Exercise instructions - Return all lines below containing the word "this".

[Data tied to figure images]
★ ★ ★
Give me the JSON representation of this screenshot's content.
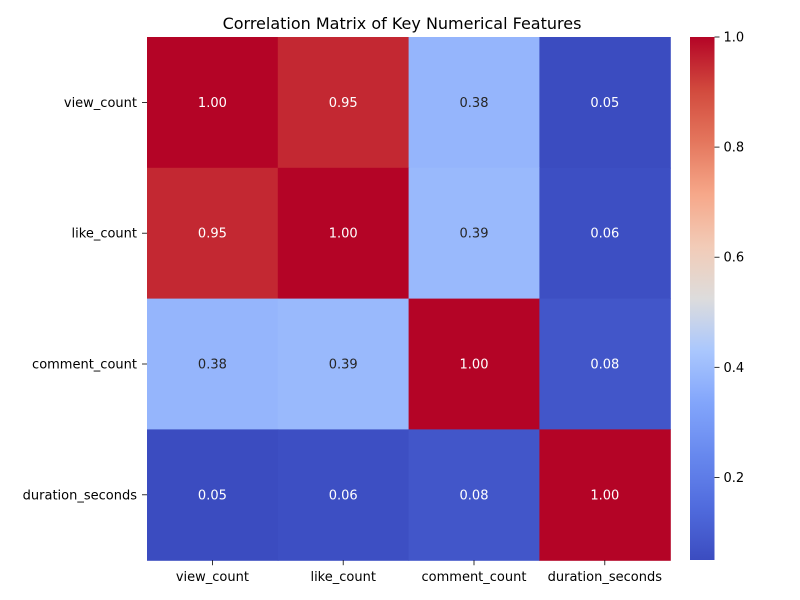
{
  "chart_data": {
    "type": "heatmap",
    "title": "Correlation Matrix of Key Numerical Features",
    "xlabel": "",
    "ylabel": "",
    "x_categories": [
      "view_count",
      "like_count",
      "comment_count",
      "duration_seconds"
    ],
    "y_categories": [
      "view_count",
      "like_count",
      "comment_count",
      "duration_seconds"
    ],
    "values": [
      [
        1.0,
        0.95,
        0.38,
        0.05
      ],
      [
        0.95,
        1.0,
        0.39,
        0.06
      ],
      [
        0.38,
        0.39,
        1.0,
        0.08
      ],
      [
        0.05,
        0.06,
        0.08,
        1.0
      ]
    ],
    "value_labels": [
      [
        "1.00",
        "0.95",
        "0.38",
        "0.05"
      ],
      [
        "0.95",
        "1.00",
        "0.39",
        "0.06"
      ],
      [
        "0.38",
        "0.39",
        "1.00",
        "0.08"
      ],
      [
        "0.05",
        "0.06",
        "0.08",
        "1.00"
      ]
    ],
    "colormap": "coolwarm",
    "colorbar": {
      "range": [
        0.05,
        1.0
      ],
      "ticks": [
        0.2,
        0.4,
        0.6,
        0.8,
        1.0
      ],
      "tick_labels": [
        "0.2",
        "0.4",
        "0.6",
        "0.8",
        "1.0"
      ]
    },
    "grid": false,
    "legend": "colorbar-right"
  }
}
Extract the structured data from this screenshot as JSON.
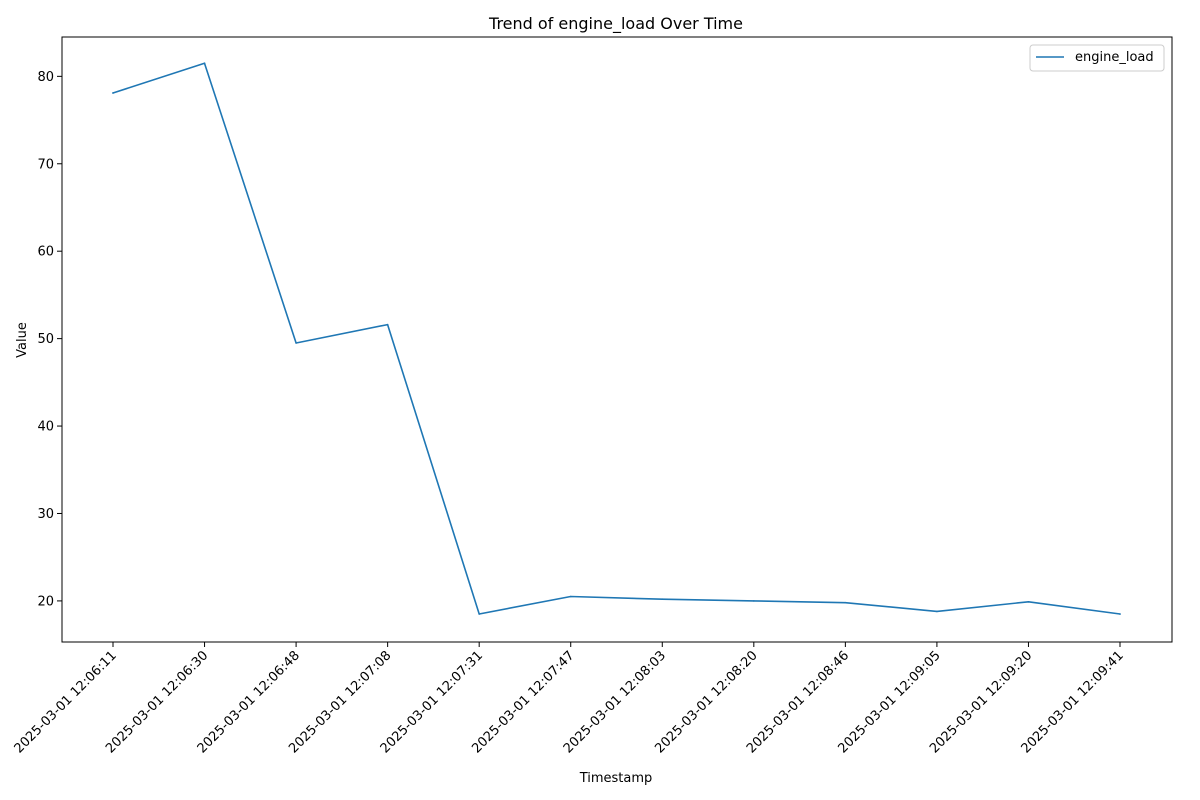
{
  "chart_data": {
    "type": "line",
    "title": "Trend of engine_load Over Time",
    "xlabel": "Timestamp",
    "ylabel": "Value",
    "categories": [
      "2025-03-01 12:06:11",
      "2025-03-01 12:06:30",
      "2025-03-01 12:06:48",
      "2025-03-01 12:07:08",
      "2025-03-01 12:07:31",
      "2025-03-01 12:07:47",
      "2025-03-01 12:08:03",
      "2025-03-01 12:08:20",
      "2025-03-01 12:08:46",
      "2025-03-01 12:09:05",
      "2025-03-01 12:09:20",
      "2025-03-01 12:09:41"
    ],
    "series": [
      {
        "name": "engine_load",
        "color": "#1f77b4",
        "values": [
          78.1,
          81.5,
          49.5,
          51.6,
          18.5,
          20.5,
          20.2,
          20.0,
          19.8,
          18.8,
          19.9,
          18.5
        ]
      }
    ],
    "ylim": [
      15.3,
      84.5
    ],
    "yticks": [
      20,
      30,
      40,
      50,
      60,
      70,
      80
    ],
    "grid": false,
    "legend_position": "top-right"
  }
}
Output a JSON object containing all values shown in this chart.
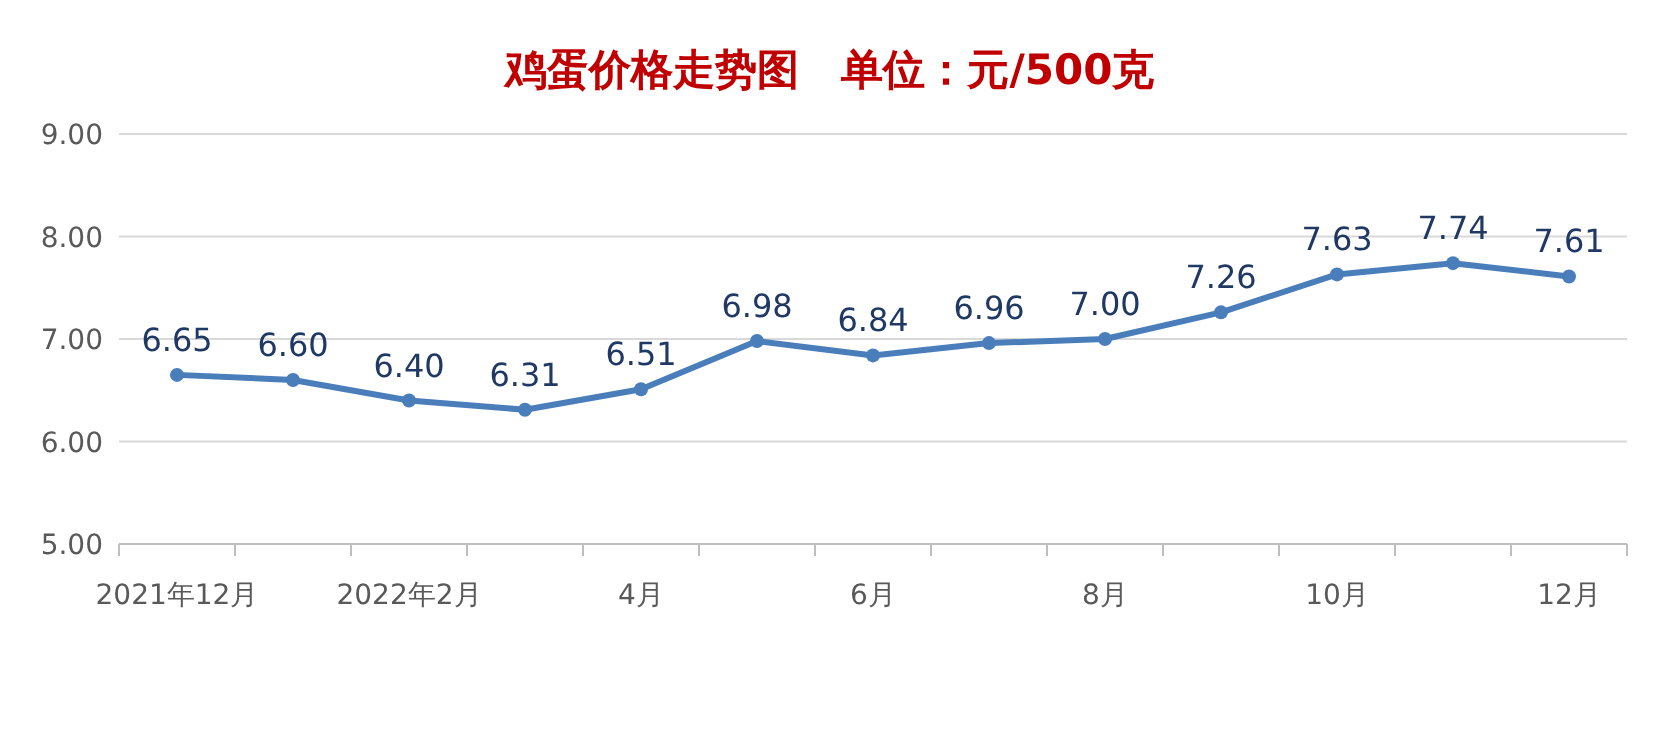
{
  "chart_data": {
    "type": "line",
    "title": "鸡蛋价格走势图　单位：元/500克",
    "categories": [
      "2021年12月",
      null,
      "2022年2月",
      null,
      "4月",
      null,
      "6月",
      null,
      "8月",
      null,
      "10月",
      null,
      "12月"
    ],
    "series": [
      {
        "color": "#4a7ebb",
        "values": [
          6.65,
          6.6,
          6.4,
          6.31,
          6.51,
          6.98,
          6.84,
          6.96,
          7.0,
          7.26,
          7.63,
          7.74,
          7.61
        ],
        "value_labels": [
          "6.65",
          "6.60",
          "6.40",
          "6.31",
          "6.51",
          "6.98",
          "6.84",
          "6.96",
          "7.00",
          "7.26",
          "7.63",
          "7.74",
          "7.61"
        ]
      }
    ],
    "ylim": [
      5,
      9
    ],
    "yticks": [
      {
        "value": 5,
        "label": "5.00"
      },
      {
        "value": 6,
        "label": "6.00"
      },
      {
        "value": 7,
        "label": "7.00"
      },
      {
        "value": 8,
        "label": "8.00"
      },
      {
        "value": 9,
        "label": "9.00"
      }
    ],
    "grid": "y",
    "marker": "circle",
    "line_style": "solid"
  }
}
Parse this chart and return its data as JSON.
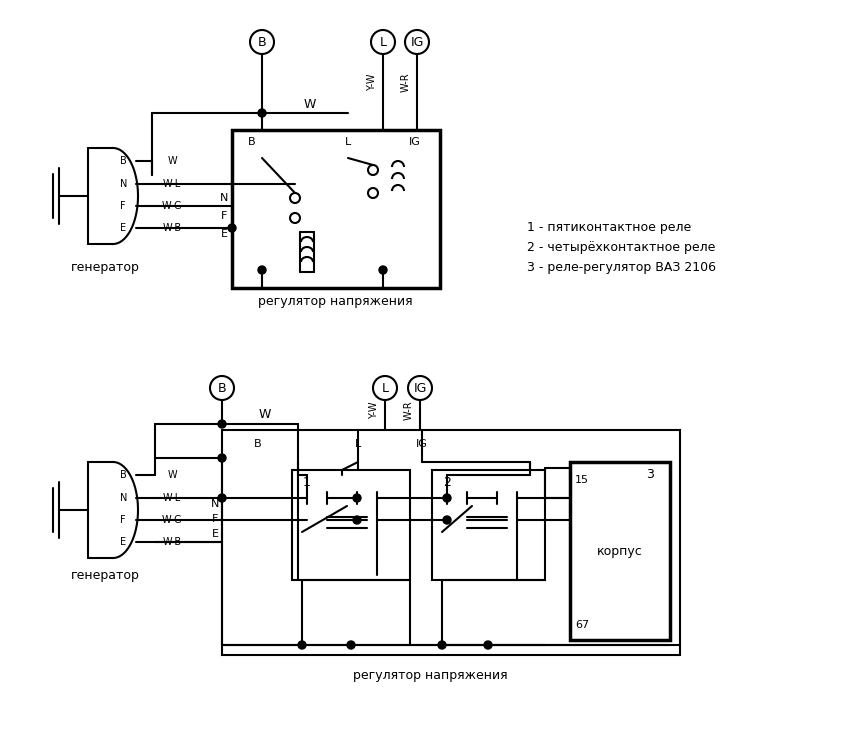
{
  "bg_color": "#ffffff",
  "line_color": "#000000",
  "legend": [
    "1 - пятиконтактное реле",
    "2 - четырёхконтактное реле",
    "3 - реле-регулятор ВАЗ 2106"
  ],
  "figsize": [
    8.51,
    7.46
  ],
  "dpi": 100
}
★ ★ ★
Written reply -
Give me the JSON representation of this screenshot's content.
Extract the structured data from this screenshot as JSON.
Output a JSON object containing all values shown in this chart.
Parse this chart and return its data as JSON.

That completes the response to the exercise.